## Begin MATERIAL FOR THE TASK
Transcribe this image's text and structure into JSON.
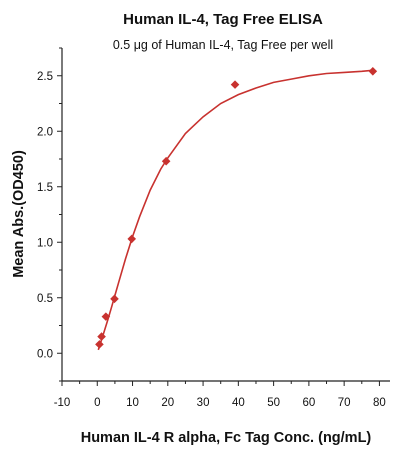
{
  "chart_data": {
    "type": "scatter",
    "title": "Human IL-4, Tag Free ELISA",
    "subtitle": "0.5 μg of Human IL-4, Tag Free per well",
    "xlabel": "Human IL-4 R alpha, Fc Tag Conc. (ng/mL)",
    "ylabel": "Mean Abs.(OD450)",
    "xlim": [
      -10,
      83
    ],
    "ylim": [
      -0.25,
      2.75
    ],
    "xticks": [
      -10,
      0,
      10,
      20,
      30,
      40,
      50,
      60,
      70,
      80
    ],
    "xtick_labels": [
      "-10",
      "0",
      "10",
      "20",
      "30",
      "40",
      "50",
      "60",
      "70",
      "80"
    ],
    "yticks": [
      0.0,
      0.5,
      1.0,
      1.5,
      2.0,
      2.5
    ],
    "ytick_labels": [
      "0.0",
      "0.5",
      "1.0",
      "1.5",
      "2.0",
      "2.5"
    ],
    "grid": false,
    "legend": "none",
    "series": [
      {
        "marker": "diamond",
        "color": "#c8322f",
        "x": [
          0.61,
          1.22,
          2.44,
          4.88,
          9.77,
          19.53,
          39.06,
          78.13
        ],
        "y": [
          0.08,
          0.15,
          0.33,
          0.49,
          1.03,
          1.73,
          2.42,
          2.54
        ]
      }
    ],
    "fit_curve": {
      "type": "sigmoidal",
      "color": "#c8322f",
      "x": [
        0.3,
        1,
        2,
        3,
        4,
        5,
        6,
        8,
        10,
        12,
        15,
        18,
        20,
        25,
        30,
        35,
        40,
        45,
        50,
        55,
        60,
        65,
        70,
        75,
        78.5
      ],
      "y": [
        0.03,
        0.1,
        0.2,
        0.3,
        0.41,
        0.52,
        0.63,
        0.85,
        1.05,
        1.23,
        1.47,
        1.66,
        1.76,
        1.98,
        2.13,
        2.25,
        2.33,
        2.39,
        2.44,
        2.47,
        2.5,
        2.52,
        2.53,
        2.54,
        2.55
      ]
    }
  }
}
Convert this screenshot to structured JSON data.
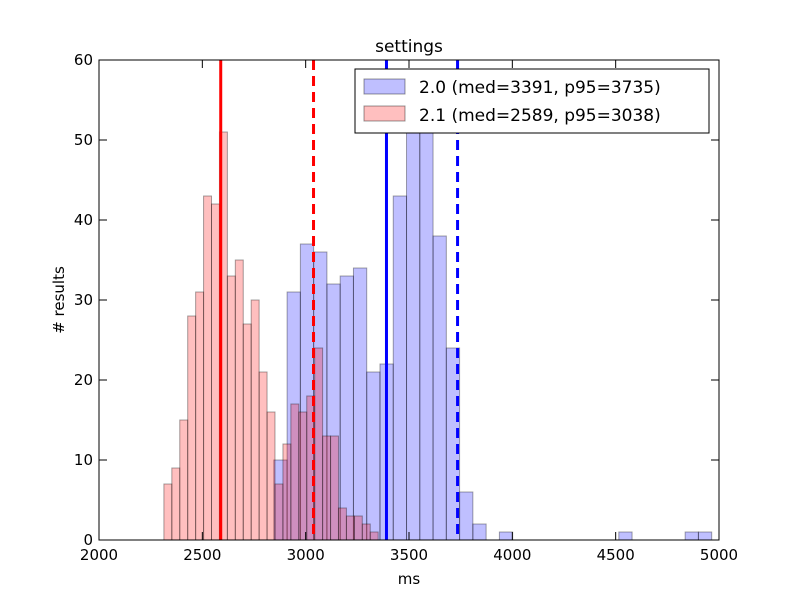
{
  "chart_data": {
    "type": "bar",
    "title": "settings",
    "xlabel": "ms",
    "ylabel": "# results",
    "xlim": [
      2000,
      5000
    ],
    "ylim": [
      0,
      60
    ],
    "xticks": [
      2000,
      2500,
      3000,
      3500,
      4000,
      4500,
      5000
    ],
    "yticks": [
      0,
      10,
      20,
      30,
      40,
      50,
      60
    ],
    "grid": false,
    "legend_position": "top-right",
    "series": [
      {
        "name": "2.0 (med=3391, p95=3735)",
        "color": "#0000ff",
        "opacity": 0.25,
        "bin_width": 64.2,
        "bin_start": 2846,
        "counts": [
          10,
          31,
          37,
          36,
          32,
          33,
          34,
          21,
          22,
          43,
          51,
          51,
          38,
          24,
          6,
          2,
          0,
          1,
          0,
          0,
          0,
          0,
          0,
          0,
          0,
          0,
          1,
          0,
          0,
          0,
          0,
          1,
          1
        ],
        "median": 3391,
        "p95": 3735
      },
      {
        "name": "2.1 (med=2589, p95=3038)",
        "color": "#ff0000",
        "opacity": 0.25,
        "bin_width": 38.4,
        "bin_start": 2314,
        "counts": [
          7,
          9,
          15,
          28,
          31,
          43,
          42,
          51,
          33,
          35,
          27,
          30,
          21,
          16,
          7,
          12,
          17,
          16,
          18,
          24,
          13,
          13,
          4,
          3,
          3,
          2,
          1
        ],
        "median": 2589,
        "p95": 3038
      }
    ]
  }
}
## End MATERIAL FOR THE TASK
EXERCISE GOAL:
Copy the entries above faithfully and omit every image.

THE RESPONSE:
Transcribe this image's text and structure into JSON.
{
  "chart_data": {
    "type": "scatter",
    "title": "Human IL-4, Tag Free ELISA",
    "subtitle": "0.5 μg of Human IL-4, Tag Free per well",
    "xlabel": "Human IL-4 R alpha, Fc Tag Conc. (ng/mL)",
    "ylabel": "Mean Abs.(OD450)",
    "xlim": [
      -10,
      83
    ],
    "ylim": [
      -0.25,
      2.75
    ],
    "xticks": [
      -10,
      0,
      10,
      20,
      30,
      40,
      50,
      60,
      70,
      80
    ],
    "xtick_labels": [
      "-10",
      "0",
      "10",
      "20",
      "30",
      "40",
      "50",
      "60",
      "70",
      "80"
    ],
    "yticks": [
      0.0,
      0.5,
      1.0,
      1.5,
      2.0,
      2.5
    ],
    "ytick_labels": [
      "0.0",
      "0.5",
      "1.0",
      "1.5",
      "2.0",
      "2.5"
    ],
    "grid": false,
    "legend": "none",
    "series": [
      {
        "marker": "diamond",
        "color": "#c8322f",
        "x": [
          0.61,
          1.22,
          2.44,
          4.88,
          9.77,
          19.53,
          39.06,
          78.13
        ],
        "y": [
          0.08,
          0.15,
          0.33,
          0.49,
          1.03,
          1.73,
          2.42,
          2.54
        ]
      }
    ],
    "fit_curve": {
      "type": "sigmoidal",
      "color": "#c8322f",
      "x": [
        0.3,
        1,
        2,
        3,
        4,
        5,
        6,
        8,
        10,
        12,
        15,
        18,
        20,
        25,
        30,
        35,
        40,
        45,
        50,
        55,
        60,
        65,
        70,
        75,
        78.5
      ],
      "y": [
        0.03,
        0.1,
        0.2,
        0.3,
        0.41,
        0.52,
        0.63,
        0.85,
        1.05,
        1.23,
        1.47,
        1.66,
        1.76,
        1.98,
        2.13,
        2.25,
        2.33,
        2.39,
        2.44,
        2.47,
        2.5,
        2.52,
        2.53,
        2.54,
        2.55
      ]
    }
  }
}
Convert this screenshot to structured JSON data.
{
  "chart_data": {
    "type": "bar",
    "title": "settings",
    "xlabel": "ms",
    "ylabel": "# results",
    "xlim": [
      2000,
      5000
    ],
    "ylim": [
      0,
      60
    ],
    "xticks": [
      2000,
      2500,
      3000,
      3500,
      4000,
      4500,
      5000
    ],
    "yticks": [
      0,
      10,
      20,
      30,
      40,
      50,
      60
    ],
    "grid": false,
    "legend_position": "top-right",
    "series": [
      {
        "name": "2.0 (med=3391, p95=3735)",
        "color": "#0000ff",
        "opacity": 0.25,
        "bin_width": 64.2,
        "bin_start": 2846,
        "counts": [
          10,
          31,
          37,
          36,
          32,
          33,
          34,
          21,
          22,
          43,
          51,
          51,
          38,
          24,
          6,
          2,
          0,
          1,
          0,
          0,
          0,
          0,
          0,
          0,
          0,
          0,
          1,
          0,
          0,
          0,
          0,
          1,
          1
        ],
        "median": 3391,
        "p95": 3735
      },
      {
        "name": "2.1 (med=2589, p95=3038)",
        "color": "#ff0000",
        "opacity": 0.25,
        "bin_width": 38.4,
        "bin_start": 2314,
        "counts": [
          7,
          9,
          15,
          28,
          31,
          43,
          42,
          51,
          33,
          35,
          27,
          30,
          21,
          16,
          7,
          12,
          17,
          16,
          18,
          24,
          13,
          13,
          4,
          3,
          3,
          2,
          1
        ],
        "median": 2589,
        "p95": 3038
      }
    ]
  }
}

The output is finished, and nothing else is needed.